> **Short problem**: Repeat all of the data precisely.

> **Raw records**:
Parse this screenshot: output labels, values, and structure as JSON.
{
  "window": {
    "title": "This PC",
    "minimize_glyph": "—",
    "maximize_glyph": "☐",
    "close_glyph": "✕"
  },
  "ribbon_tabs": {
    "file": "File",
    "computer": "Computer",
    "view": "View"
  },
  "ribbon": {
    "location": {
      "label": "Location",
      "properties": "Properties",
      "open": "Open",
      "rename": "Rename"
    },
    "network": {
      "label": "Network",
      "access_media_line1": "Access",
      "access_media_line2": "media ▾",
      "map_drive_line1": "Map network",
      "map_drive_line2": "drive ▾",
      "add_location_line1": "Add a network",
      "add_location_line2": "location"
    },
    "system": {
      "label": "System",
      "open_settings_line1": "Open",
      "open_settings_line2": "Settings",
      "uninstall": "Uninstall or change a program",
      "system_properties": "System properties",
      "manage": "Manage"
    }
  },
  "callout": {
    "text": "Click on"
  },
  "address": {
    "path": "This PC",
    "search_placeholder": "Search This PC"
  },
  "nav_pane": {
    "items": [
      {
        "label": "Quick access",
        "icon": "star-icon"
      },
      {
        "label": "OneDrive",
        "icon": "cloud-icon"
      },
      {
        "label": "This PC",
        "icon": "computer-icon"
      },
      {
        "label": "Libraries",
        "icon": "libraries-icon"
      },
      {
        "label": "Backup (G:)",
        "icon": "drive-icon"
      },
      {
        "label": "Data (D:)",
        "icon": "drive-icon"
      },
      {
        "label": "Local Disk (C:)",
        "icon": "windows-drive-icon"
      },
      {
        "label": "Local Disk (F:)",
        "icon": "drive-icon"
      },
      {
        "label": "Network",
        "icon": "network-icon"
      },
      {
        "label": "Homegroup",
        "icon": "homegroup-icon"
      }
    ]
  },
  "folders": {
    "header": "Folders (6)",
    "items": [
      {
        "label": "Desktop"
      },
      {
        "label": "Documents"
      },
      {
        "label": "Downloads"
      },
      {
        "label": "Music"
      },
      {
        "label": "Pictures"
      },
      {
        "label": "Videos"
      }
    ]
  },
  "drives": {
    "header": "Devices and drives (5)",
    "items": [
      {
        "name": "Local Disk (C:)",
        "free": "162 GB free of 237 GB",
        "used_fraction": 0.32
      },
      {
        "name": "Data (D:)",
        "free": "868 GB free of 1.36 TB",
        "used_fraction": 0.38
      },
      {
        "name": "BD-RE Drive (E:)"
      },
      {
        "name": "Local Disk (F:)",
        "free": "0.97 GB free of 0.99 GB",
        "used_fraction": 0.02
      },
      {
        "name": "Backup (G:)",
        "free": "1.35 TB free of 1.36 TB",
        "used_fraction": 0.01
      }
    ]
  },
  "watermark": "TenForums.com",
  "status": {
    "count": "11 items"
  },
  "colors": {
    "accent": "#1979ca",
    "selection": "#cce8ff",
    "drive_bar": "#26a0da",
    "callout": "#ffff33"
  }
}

> **Full output**:
Parse this screenshot: output labels, values, and structure as JSON.
{
  "window": {
    "title": "This PC",
    "minimize_glyph": "—",
    "maximize_glyph": "☐",
    "close_glyph": "✕"
  },
  "ribbon_tabs": {
    "file": "File",
    "computer": "Computer",
    "view": "View"
  },
  "ribbon": {
    "location": {
      "label": "Location",
      "properties": "Properties",
      "open": "Open",
      "rename": "Rename"
    },
    "network": {
      "label": "Network",
      "access_media_line1": "Access",
      "access_media_line2": "media ▾",
      "map_drive_line1": "Map network",
      "map_drive_line2": "drive ▾",
      "add_location_line1": "Add a network",
      "add_location_line2": "location"
    },
    "system": {
      "label": "System",
      "open_settings_line1": "Open",
      "open_settings_line2": "Settings",
      "uninstall": "Uninstall or change a program",
      "system_properties": "System properties",
      "manage": "Manage"
    }
  },
  "callout": {
    "text": "Click on"
  },
  "address": {
    "path": "This PC",
    "search_placeholder": "Search This PC"
  },
  "nav_pane": {
    "items": [
      {
        "label": "Quick access",
        "icon": "star-icon"
      },
      {
        "label": "OneDrive",
        "icon": "cloud-icon"
      },
      {
        "label": "This PC",
        "icon": "computer-icon"
      },
      {
        "label": "Libraries",
        "icon": "libraries-icon"
      },
      {
        "label": "Backup (G:)",
        "icon": "drive-icon"
      },
      {
        "label": "Data (D:)",
        "icon": "drive-icon"
      },
      {
        "label": "Local Disk (C:)",
        "icon": "windows-drive-icon"
      },
      {
        "label": "Local Disk (F:)",
        "icon": "drive-icon"
      },
      {
        "label": "Network",
        "icon": "network-icon"
      },
      {
        "label": "Homegroup",
        "icon": "homegroup-icon"
      }
    ]
  },
  "folders": {
    "header": "Folders (6)",
    "items": [
      {
        "label": "Desktop"
      },
      {
        "label": "Documents"
      },
      {
        "label": "Downloads"
      },
      {
        "label": "Music"
      },
      {
        "label": "Pictures"
      },
      {
        "label": "Videos"
      }
    ]
  },
  "drives": {
    "header": "Devices and drives (5)",
    "items": [
      {
        "name": "Local Disk (C:)",
        "free": "162 GB free of 237 GB",
        "used_fraction": 0.32
      },
      {
        "name": "Data (D:)",
        "free": "868 GB free of 1.36 TB",
        "used_fraction": 0.38
      },
      {
        "name": "BD-RE Drive (E:)"
      },
      {
        "name": "Local Disk (F:)",
        "free": "0.97 GB free of 0.99 GB",
        "used_fraction": 0.02
      },
      {
        "name": "Backup (G:)",
        "free": "1.35 TB free of 1.36 TB",
        "used_fraction": 0.01
      }
    ]
  },
  "watermark": "TenForums.com",
  "status": {
    "count": "11 items"
  },
  "colors": {
    "accent": "#1979ca",
    "selection": "#cce8ff",
    "drive_bar": "#26a0da",
    "callout": "#ffff33"
  }
}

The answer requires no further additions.